Records shown:
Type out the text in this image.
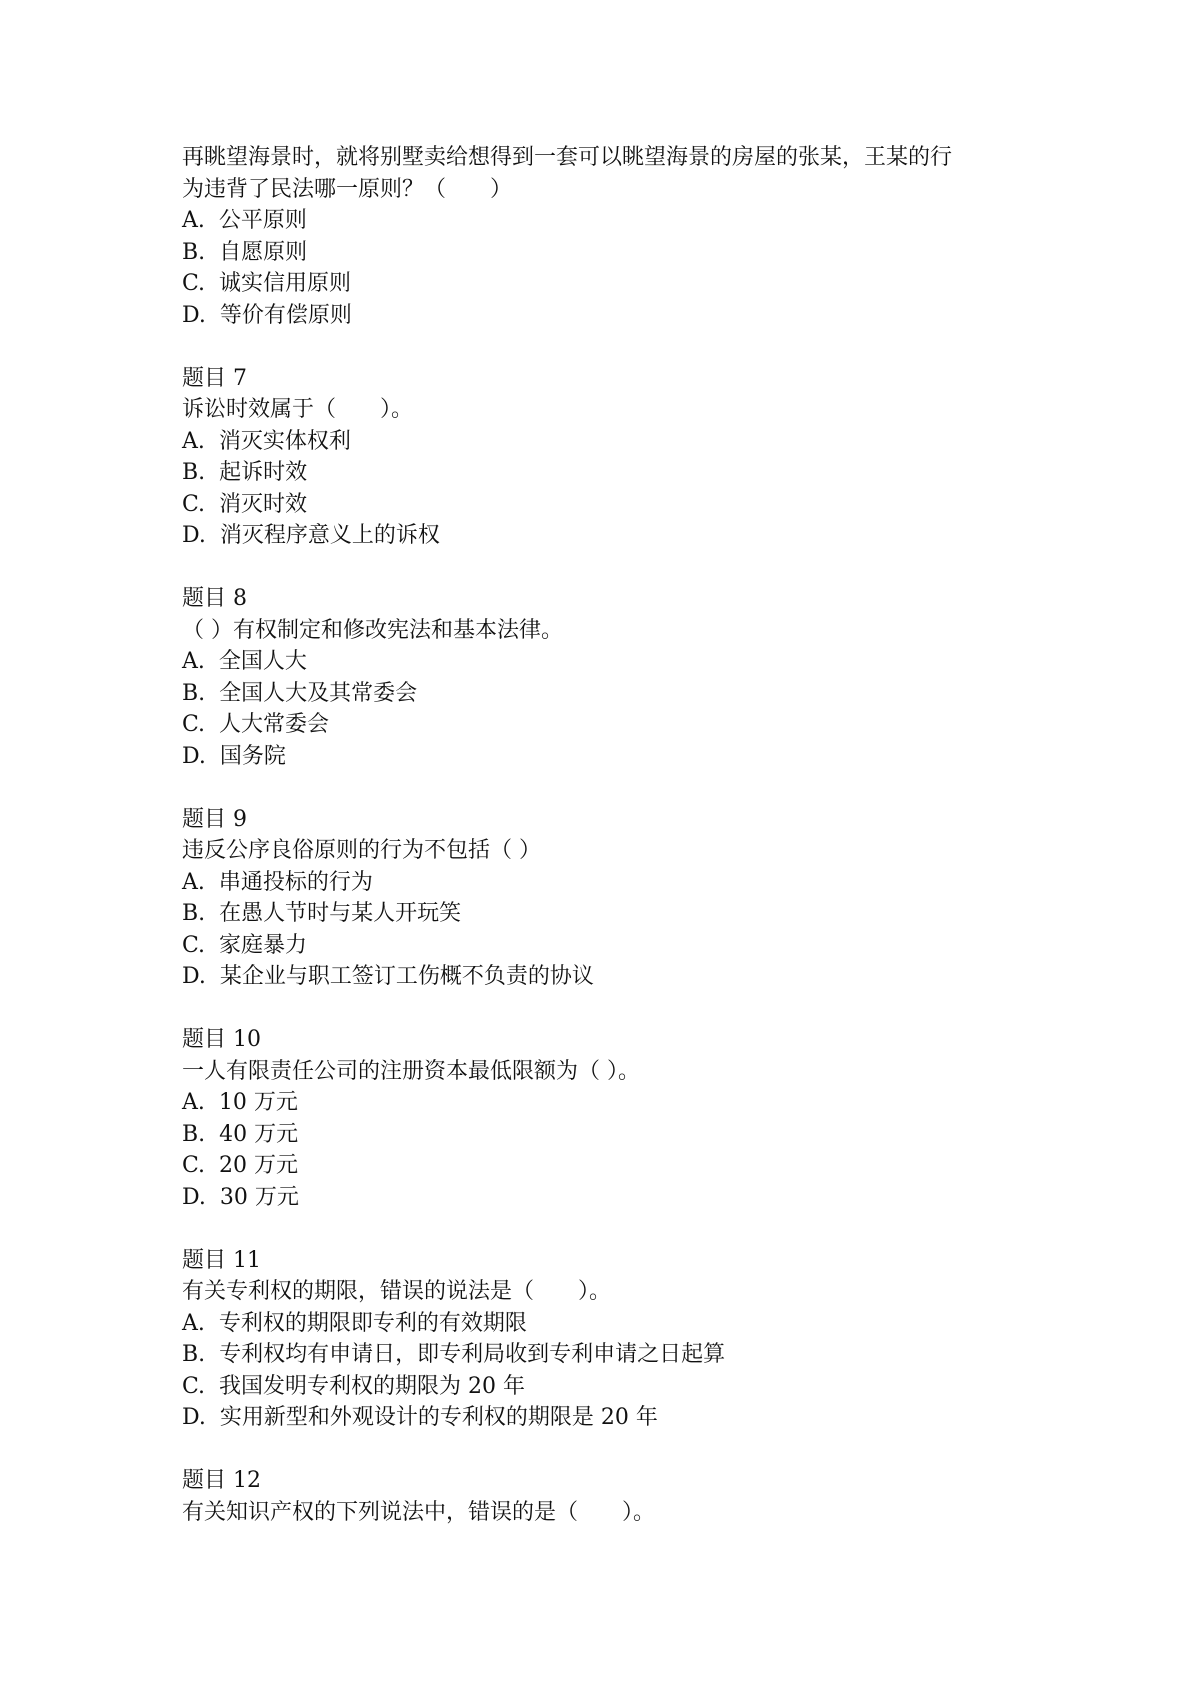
再眺望海景时，就将别墅卖给想得到一套可以眺望海景的房屋的张某，王某的行
为违背了民法哪一原则？（　　）
A.  公平原则
B.  自愿原则
C.  诚实信用原则
D.  等价有偿原则
题目 7
诉讼时效属于（　　）。
A.  消灭实体权利
B.  起诉时效
C.  消灭时效
D.  消灭程序意义上的诉权
题目 8
（ ）有权制定和修改宪法和基本法律。
A.  全国人大
B.  全国人大及其常委会
C.  人大常委会
D.  国务院
题目 9
违反公序良俗原则的行为不包括（ ）
A.  串通投标的行为
B.  在愚人节时与某人开玩笑
C.  家庭暴力
D.  某企业与职工签订工伤概不负责的协议
题目 10
一人有限责任公司的注册资本最低限额为（ ）。
A.  10 万元
B.  40 万元
C.  20 万元
D.  30 万元
题目 11
有关专利权的期限，错误的说法是（　　）。
A.  专利权的期限即专利的有效期限
B.  专利权均有申请日，即专利局收到专利申请之日起算
C.  我国发明专利权的期限为 20 年
D.  实用新型和外观设计的专利权的期限是 20 年
题目 12
有关知识产权的下列说法中，错误的是（　　）。
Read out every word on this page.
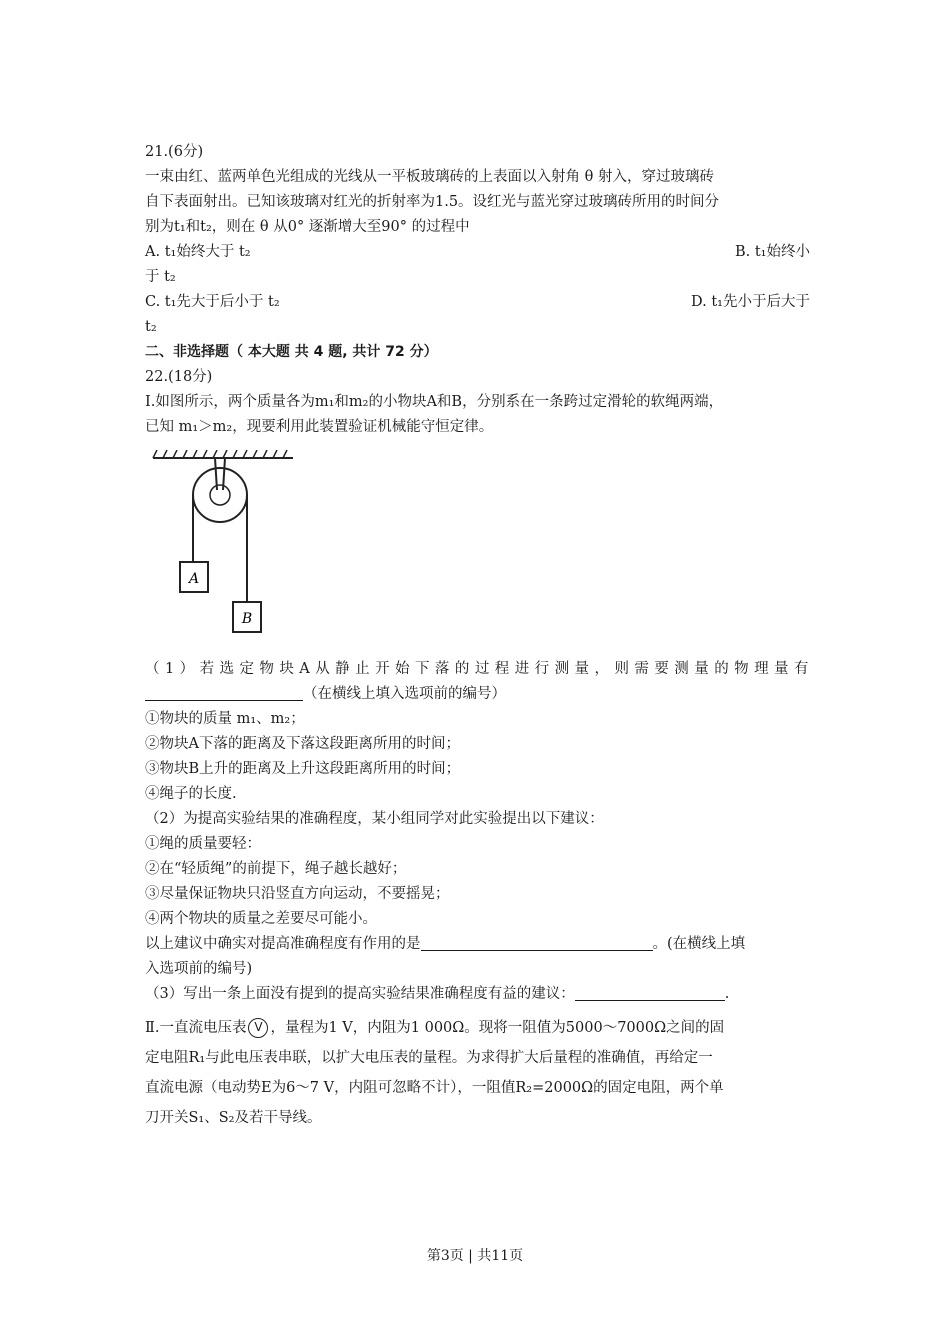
21.(6分)
一束由红、蓝两单色光组成的光线从一平板玻璃砖的上表面以入射角 θ 射入，穿过玻璃砖
自下表面射出。已知该玻璃对红光的折射率为1.5。设红光与蓝光穿过玻璃砖所用的时间分
别为t₁和t₂，则在 θ 从0° 逐渐增大至90° 的过程中
A. t₁始终大于 t₂	B. t₁始终小
于 t₂
C. t₁先大于后小于 t₂	D. t₁先小于后大于
t₂
二、非选择题（ 本大题 共 4 题, 共计 72 分）
22.(18分)
Ⅰ.如图所示，两个质量各为m₁和m₂的小物块A和B，分别系在一条跨过定滑轮的软绳两端，
已知 m₁＞m₂，现要利用此装置验证机械能守恒定律。
A
B
（1）若选定物块A从静止开始下落的过程进行测量，则需要测量的物理量有
（在横线上填入选项前的编号）
①物块的质量 m₁、m₂；
②物块A下落的距离及下落这段距离所用的时间；
③物块B上升的距离及上升这段距离所用的时间；
④绳子的长度.
（2）为提高实验结果的准确程度，某小组同学对此实验提出以下建议：
①绳的质量要轻：
②在“轻质绳”的前提下，绳子越长越好；
③尽量保证物块只沿竖直方向运动，不要摇晃；
④两个物块的质量之差要尽可能小。
以上建议中确实对提高准确程度有作用的是	。(在横线上填
入选项前的编号)
（3）写出一条上面没有提到的提高实验结果准确程度有益的建议：	.
Ⅱ.一直流电压表 V ，量程为1 V，内阻为1 000Ω。现将一阻值为5000～7000Ω之间的固
定电阻R₁与此电压表串联，以扩大电压表的量程。为求得扩大后量程的准确值，再给定一
直流电源（电动势E为6～7 V，内阻可忽略不计），一阻值R₂=2000Ω的固定电阻，两个单
刀开关S₁、S₂及若干导线。
第3页 | 共11页
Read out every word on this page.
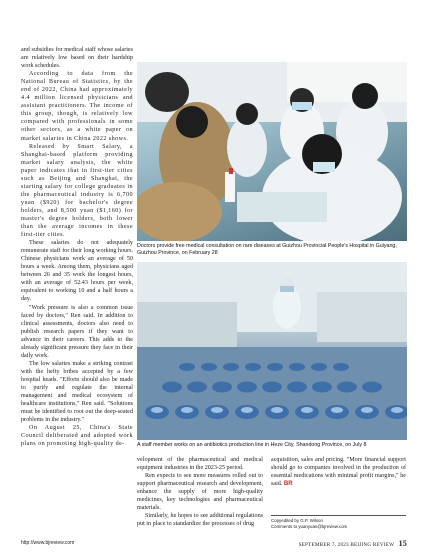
and subsidies for medical staff whose salaries are relatively low based on their hardship work schedules.

According to data from the National Bureau of Statistics, by the end of 2022, China had approximately 4.4 million licensed physicians and assistant practitioners. The income of this group, though, is relatively low compared with professionals in some other sectors, as a white paper on market salaries in China 2022 shows.

Released by Smart Salary, a Shanghai-based platform providing market salary analysis, the white paper indicates that in first-tier cities such as Beijing and Shanghai, the starting salary for college graduates in the pharmaceutical industry is 6,700 yuan ($920) for bachelor's degree holders, and 8,500 yuan ($1,160) for master's degree holders, both lower than the average incomes in these first-tier cities.

These salaries do not adequately remunerate staff for their long working hours. Chinese physicians work an average of 50 hours a week. Among them, physicians aged between 26 and 35 work the longest hours, with an average of 52.43 hours per week, equivalent to working 10 and a half hours a day.

"Work pressure is also a common issue faced by doctors," Ren said. In addition to clinical assessments, doctors also need to publish research papers if they want to advance in their careers. This adds to the already significant pressure they face in their daily work.

The low salaries make a striking contrast with the hefty bribes accepted by a few hospital heads. "Efforts should also be made to purify and regulate the internal management and medical ecosystem of healthcare institutions," Ren said. "Solutions must be identified to root out the deep-seated problems in the industry."

On August 25, China's State Council deliberated and adopted work plans on promoting high-quality de-

XINHUA
Doctors provide free medical consultation on rare diseases at Guizhou Provincial People's Hospital in Guiyang, Guizhou Province, on February 28
XINHUA
A staff member works on an antibiotics production line in Heze City, Shandong Province, on July 8

velopment of the pharmaceutical and medical equipment industries in the 2023-25 period.

Ren expects to see more measures rolled out to support pharmaceutical research and development, enhance the supply of more high-quality medicines, key technologies and pharmaceutical materials.

Similarly, he hopes to see additional regulations put in place to standardize the processes of drug

acquisition, sales and pricing. "More financial support should go to companies involved in the production of essential medications with minimal profit margins," he said. BR

Copyedited by G.P. Wilson
Comments to yuanyuan@bjreview.com
http://www.bjreview.com	SEPTEMBER 7, 2023 BEIJING REVIEW 15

What you should do:
Go through the records and pull out each line that includes the word "high".

Solution to this problem:
On August 25, China's State Council deliberated and adopted work plans on promoting high-quality de-
Ren expects to see more measures rolled out to support pharmaceutical research and development, enhance the supply of more high-quality medicines, key technologies and pharmaceutical materials.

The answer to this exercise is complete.